→ INPUT MATERIAL:
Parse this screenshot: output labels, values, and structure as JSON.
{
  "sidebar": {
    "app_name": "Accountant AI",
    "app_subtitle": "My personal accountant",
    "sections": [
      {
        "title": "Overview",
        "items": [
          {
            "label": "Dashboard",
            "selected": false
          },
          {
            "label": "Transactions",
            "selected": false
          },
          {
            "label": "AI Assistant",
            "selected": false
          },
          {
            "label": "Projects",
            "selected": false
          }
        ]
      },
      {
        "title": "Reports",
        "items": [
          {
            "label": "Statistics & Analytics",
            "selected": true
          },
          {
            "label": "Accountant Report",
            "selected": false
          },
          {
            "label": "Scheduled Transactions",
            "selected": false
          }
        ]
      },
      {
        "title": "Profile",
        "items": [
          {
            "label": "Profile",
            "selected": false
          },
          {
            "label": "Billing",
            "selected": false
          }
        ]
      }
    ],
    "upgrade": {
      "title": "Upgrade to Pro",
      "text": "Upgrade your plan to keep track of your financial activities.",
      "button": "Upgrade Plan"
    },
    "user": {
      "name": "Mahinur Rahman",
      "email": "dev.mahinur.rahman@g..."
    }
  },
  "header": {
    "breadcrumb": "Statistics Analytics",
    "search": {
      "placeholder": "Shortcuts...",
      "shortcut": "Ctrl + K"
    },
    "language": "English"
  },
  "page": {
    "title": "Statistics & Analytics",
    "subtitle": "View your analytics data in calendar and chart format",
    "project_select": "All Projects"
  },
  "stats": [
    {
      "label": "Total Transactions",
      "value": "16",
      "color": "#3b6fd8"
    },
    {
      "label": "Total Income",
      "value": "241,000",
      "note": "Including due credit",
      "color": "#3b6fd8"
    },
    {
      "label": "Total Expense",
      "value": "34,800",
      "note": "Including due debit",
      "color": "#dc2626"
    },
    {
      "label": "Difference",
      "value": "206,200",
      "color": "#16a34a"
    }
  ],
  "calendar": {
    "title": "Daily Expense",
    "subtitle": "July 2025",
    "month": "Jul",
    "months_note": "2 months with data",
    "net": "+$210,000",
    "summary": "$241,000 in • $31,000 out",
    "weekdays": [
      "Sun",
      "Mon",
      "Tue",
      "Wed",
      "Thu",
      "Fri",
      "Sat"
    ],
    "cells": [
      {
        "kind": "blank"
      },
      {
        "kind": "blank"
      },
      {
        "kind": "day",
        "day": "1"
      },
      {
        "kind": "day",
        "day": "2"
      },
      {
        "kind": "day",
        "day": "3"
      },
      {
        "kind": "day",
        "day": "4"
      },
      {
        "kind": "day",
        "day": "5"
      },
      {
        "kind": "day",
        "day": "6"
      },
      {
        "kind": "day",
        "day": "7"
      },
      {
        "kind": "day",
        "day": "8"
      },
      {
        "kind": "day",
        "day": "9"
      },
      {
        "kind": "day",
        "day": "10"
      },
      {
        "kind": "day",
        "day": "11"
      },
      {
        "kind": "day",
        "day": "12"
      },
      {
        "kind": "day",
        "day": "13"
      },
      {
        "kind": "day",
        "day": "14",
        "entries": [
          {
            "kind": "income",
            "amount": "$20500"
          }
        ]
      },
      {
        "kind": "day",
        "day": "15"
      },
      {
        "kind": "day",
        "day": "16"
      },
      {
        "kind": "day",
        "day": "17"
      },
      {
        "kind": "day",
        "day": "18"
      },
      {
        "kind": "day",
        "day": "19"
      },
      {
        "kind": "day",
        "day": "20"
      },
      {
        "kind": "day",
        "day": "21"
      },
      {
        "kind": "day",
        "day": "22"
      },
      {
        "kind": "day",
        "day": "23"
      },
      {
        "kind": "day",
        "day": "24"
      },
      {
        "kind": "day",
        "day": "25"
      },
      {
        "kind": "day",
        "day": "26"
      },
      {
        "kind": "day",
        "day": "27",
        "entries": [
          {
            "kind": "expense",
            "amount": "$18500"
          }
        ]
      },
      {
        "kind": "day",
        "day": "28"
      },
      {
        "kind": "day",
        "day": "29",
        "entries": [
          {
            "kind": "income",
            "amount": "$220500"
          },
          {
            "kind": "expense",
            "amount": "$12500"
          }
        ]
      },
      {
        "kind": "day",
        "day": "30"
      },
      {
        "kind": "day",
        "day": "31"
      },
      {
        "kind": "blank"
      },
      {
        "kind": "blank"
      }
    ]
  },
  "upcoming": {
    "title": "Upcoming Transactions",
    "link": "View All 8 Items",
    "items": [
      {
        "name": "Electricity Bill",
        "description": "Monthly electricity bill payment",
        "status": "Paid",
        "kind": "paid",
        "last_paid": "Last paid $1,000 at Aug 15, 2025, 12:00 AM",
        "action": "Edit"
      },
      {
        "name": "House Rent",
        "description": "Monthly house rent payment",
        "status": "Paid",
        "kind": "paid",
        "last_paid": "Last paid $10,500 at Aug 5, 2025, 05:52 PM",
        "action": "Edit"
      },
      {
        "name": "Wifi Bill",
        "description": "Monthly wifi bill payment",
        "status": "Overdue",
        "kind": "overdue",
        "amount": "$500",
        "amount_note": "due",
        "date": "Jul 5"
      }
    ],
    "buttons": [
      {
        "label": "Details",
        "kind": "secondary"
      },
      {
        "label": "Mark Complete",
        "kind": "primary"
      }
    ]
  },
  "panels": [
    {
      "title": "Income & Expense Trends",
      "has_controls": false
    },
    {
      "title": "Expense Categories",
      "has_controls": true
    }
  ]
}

→ JOB:
Print the listing above in its entirety, with every line exact.

→ ANSWER TO THE EXERCISE:
Parse this screenshot: output labels, values, and structure as JSON.
{
  "sidebar": {
    "app_name": "Accountant AI",
    "app_subtitle": "My personal accountant",
    "sections": [
      {
        "title": "Overview",
        "items": [
          {
            "label": "Dashboard",
            "selected": false
          },
          {
            "label": "Transactions",
            "selected": false
          },
          {
            "label": "AI Assistant",
            "selected": false
          },
          {
            "label": "Projects",
            "selected": false
          }
        ]
      },
      {
        "title": "Reports",
        "items": [
          {
            "label": "Statistics & Analytics",
            "selected": true
          },
          {
            "label": "Accountant Report",
            "selected": false
          },
          {
            "label": "Scheduled Transactions",
            "selected": false
          }
        ]
      },
      {
        "title": "Profile",
        "items": [
          {
            "label": "Profile",
            "selected": false
          },
          {
            "label": "Billing",
            "selected": false
          }
        ]
      }
    ],
    "upgrade": {
      "title": "Upgrade to Pro",
      "text": "Upgrade your plan to keep track of your financial activities.",
      "button": "Upgrade Plan"
    },
    "user": {
      "name": "Mahinur Rahman",
      "email": "dev.mahinur.rahman@g..."
    }
  },
  "header": {
    "breadcrumb": "Statistics Analytics",
    "search": {
      "placeholder": "Shortcuts...",
      "shortcut": "Ctrl + K"
    },
    "language": "English"
  },
  "page": {
    "title": "Statistics & Analytics",
    "subtitle": "View your analytics data in calendar and chart format",
    "project_select": "All Projects"
  },
  "stats": [
    {
      "label": "Total Transactions",
      "value": "16",
      "color": "#3b6fd8"
    },
    {
      "label": "Total Income",
      "value": "241,000",
      "note": "Including due credit",
      "color": "#3b6fd8"
    },
    {
      "label": "Total Expense",
      "value": "34,800",
      "note": "Including due debit",
      "color": "#dc2626"
    },
    {
      "label": "Difference",
      "value": "206,200",
      "color": "#16a34a"
    }
  ],
  "calendar": {
    "title": "Daily Expense",
    "subtitle": "July 2025",
    "month": "Jul",
    "months_note": "2 months with data",
    "net": "+$210,000",
    "summary": "$241,000 in • $31,000 out",
    "weekdays": [
      "Sun",
      "Mon",
      "Tue",
      "Wed",
      "Thu",
      "Fri",
      "Sat"
    ],
    "cells": [
      {
        "kind": "blank"
      },
      {
        "kind": "blank"
      },
      {
        "kind": "day",
        "day": "1"
      },
      {
        "kind": "day",
        "day": "2"
      },
      {
        "kind": "day",
        "day": "3"
      },
      {
        "kind": "day",
        "day": "4"
      },
      {
        "kind": "day",
        "day": "5"
      },
      {
        "kind": "day",
        "day": "6"
      },
      {
        "kind": "day",
        "day": "7"
      },
      {
        "kind": "day",
        "day": "8"
      },
      {
        "kind": "day",
        "day": "9"
      },
      {
        "kind": "day",
        "day": "10"
      },
      {
        "kind": "day",
        "day": "11"
      },
      {
        "kind": "day",
        "day": "12"
      },
      {
        "kind": "day",
        "day": "13"
      },
      {
        "kind": "day",
        "day": "14",
        "entries": [
          {
            "kind": "income",
            "amount": "$20500"
          }
        ]
      },
      {
        "kind": "day",
        "day": "15"
      },
      {
        "kind": "day",
        "day": "16"
      },
      {
        "kind": "day",
        "day": "17"
      },
      {
        "kind": "day",
        "day": "18"
      },
      {
        "kind": "day",
        "day": "19"
      },
      {
        "kind": "day",
        "day": "20"
      },
      {
        "kind": "day",
        "day": "21"
      },
      {
        "kind": "day",
        "day": "22"
      },
      {
        "kind": "day",
        "day": "23"
      },
      {
        "kind": "day",
        "day": "24"
      },
      {
        "kind": "day",
        "day": "25"
      },
      {
        "kind": "day",
        "day": "26"
      },
      {
        "kind": "day",
        "day": "27",
        "entries": [
          {
            "kind": "expense",
            "amount": "$18500"
          }
        ]
      },
      {
        "kind": "day",
        "day": "28"
      },
      {
        "kind": "day",
        "day": "29",
        "entries": [
          {
            "kind": "income",
            "amount": "$220500"
          },
          {
            "kind": "expense",
            "amount": "$12500"
          }
        ]
      },
      {
        "kind": "day",
        "day": "30"
      },
      {
        "kind": "day",
        "day": "31"
      },
      {
        "kind": "blank"
      },
      {
        "kind": "blank"
      }
    ]
  },
  "upcoming": {
    "title": "Upcoming Transactions",
    "link": "View All 8 Items",
    "items": [
      {
        "name": "Electricity Bill",
        "description": "Monthly electricity bill payment",
        "status": "Paid",
        "kind": "paid",
        "last_paid": "Last paid $1,000 at Aug 15, 2025, 12:00 AM",
        "action": "Edit"
      },
      {
        "name": "House Rent",
        "description": "Monthly house rent payment",
        "status": "Paid",
        "kind": "paid",
        "last_paid": "Last paid $10,500 at Aug 5, 2025, 05:52 PM",
        "action": "Edit"
      },
      {
        "name": "Wifi Bill",
        "description": "Monthly wifi bill payment",
        "status": "Overdue",
        "kind": "overdue",
        "amount": "$500",
        "amount_note": "due",
        "date": "Jul 5"
      }
    ],
    "buttons": [
      {
        "label": "Details",
        "kind": "secondary"
      },
      {
        "label": "Mark Complete",
        "kind": "primary"
      }
    ]
  },
  "panels": [
    {
      "title": "Income & Expense Trends",
      "has_controls": false
    },
    {
      "title": "Expense Categories",
      "has_controls": true
    }
  ]
}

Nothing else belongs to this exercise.